WHAT YOU WILL DO. Which lines hold the word "germen"? Copy each of them.

[Dataset rows]
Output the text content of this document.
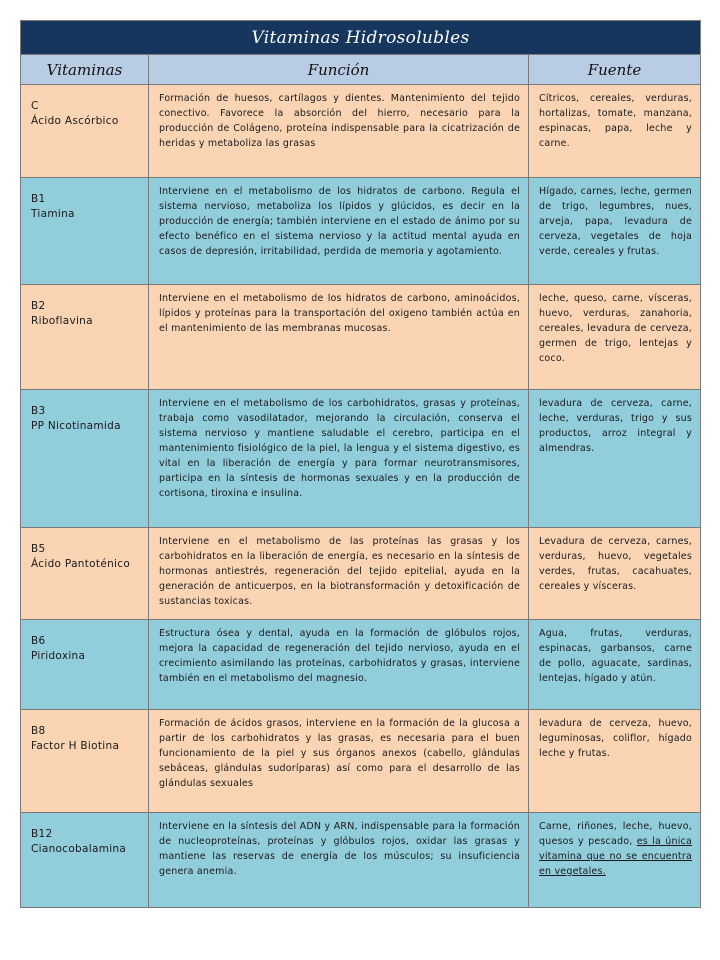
Vitaminas Hidrosolubles		
Vitaminas	Función	Fuente

C
Ácido Ascórbico	Formación de huesos, cartílagos y dientes. Mantenimiento del tejido conectivo. Favorece la absorción del hierro, necesario para la producción de Colágeno, proteína indispensable para la cicatrización de heridas y metaboliza las grasas	Cítricos, cereales, verduras, hortalizas, tomate, manzana, espinacas, papa, leche y carne.

B1
Tiamina	Interviene en el metabolismo de los hidratos de carbono. Regula el sistema nervioso, metaboliza los lípidos y glúcidos, es decir en la producción de energía; también interviene en el estado de ánimo por su efecto benéfico en el sistema nervioso y la actitud mental ayuda en casos de depresión, irritabilidad, perdida de memoria y agotamiento.	Hígado, carnes, leche, germen de trigo, legumbres, nues, arveja, papa, levadura de cerveza, vegetales de hoja verde, cereales y frutas.

B2
Riboflavina	Interviene en el metabolismo de los hidratos de carbono, aminoácidos, lípidos y proteínas para la transportación del oxigeno también actúa en el mantenimiento de las membranas mucosas.	leche, queso, carne, vísceras, huevo, verduras, zanahoria, cereales, levadura de cerveza, germen de trigo, lentejas y coco.

B3
PP Nicotinamida	Interviene en el metabolismo de los carbohidratos, grasas y proteínas, trabaja como vasodilatador, mejorando la circulación, conserva el sistema nervioso y mantiene saludable el cerebro, participa en el mantenimiento fisiológico de la piel, la lengua y el sistema digestivo, es vital en la liberación de energía y para formar neurotransmisores, participa en la síntesis de hormonas sexuales y en la producción de cortisona, tiroxina e insulina.	levadura de cerveza, carne, leche, verduras, trigo y sus productos, arroz integral y almendras.

B5
Ácido Pantoténico	Interviene en el metabolismo de las proteínas las grasas y los carbohidratos en la liberación de energía, es necesario en la síntesis de hormonas antiestrés, regeneración del tejido epitelial, ayuda en la generación de anticuerpos, en la biotransformación y detoxificación de sustancias toxicas.	Levadura de cerveza, carnes, verduras, huevo, vegetales verdes, frutas, cacahuates, cereales y vísceras.

B6
Piridoxina	Estructura ósea y dental, ayuda en la formación de glóbulos rojos, mejora la capacidad de regeneración del tejido nervioso, ayuda en el crecimiento asimilando las proteínas, carbohidratos y grasas, interviene también en el metabolismo del magnesio.	Agua, frutas, verduras, espinacas, garbansos, carne de pollo, aguacate, sardinas, lentejas, hígado y atún.

B8
Factor H Biotina	Formación de ácidos grasos, interviene en la formación de la glucosa a partir de los carbohidratos y las grasas, es necesaria para el buen funcionamiento de la piel y sus órganos anexos (cabello, glándulas sebáceas, glándulas sudoríparas) así como para el desarrollo de las glándulas sexuales	levadura de cerveza, huevo, leguminosas, coliflor, hígado leche y frutas.

B12
Cianocobalamina	Interviene en la síntesis del ADN y ARN, indispensable para la formación de nucleoproteínas, proteínas y glóbulos rojos, oxidar las grasas y mantiene las reservas de energía de los músculos; su insuficiencia genera anemia.	Carne, riñones, leche, huevo, quesos y pescado, es la única vitamina que no se encuentra en vegetales.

THE COMPLETED TASK.
Tiamina	Interviene en el metabolismo de los hidratos de carbono. Regula el sistema nervioso, metaboliza los lípidos y glúcidos, es decir en la producción de energía; también interviene en el estado de ánimo por su efecto benéfico en el sistema nervioso y la actitud mental ayuda en casos de depresión, irritabilidad, perdida de memoria y agotamiento.	Hígado, carnes, leche, germen de trigo, legumbres, nues, arveja, papa, levadura de cerveza, vegetales de hoja verde, cereales y frutas.
Riboflavina	Interviene en el metabolismo de los hidratos de carbono, aminoácidos, lípidos y proteínas para la transportación del oxigeno también actúa en el mantenimiento de las membranas mucosas.	leche, queso, carne, vísceras, huevo, verduras, zanahoria, cereales, levadura de cerveza, germen de trigo, lentejas y coco.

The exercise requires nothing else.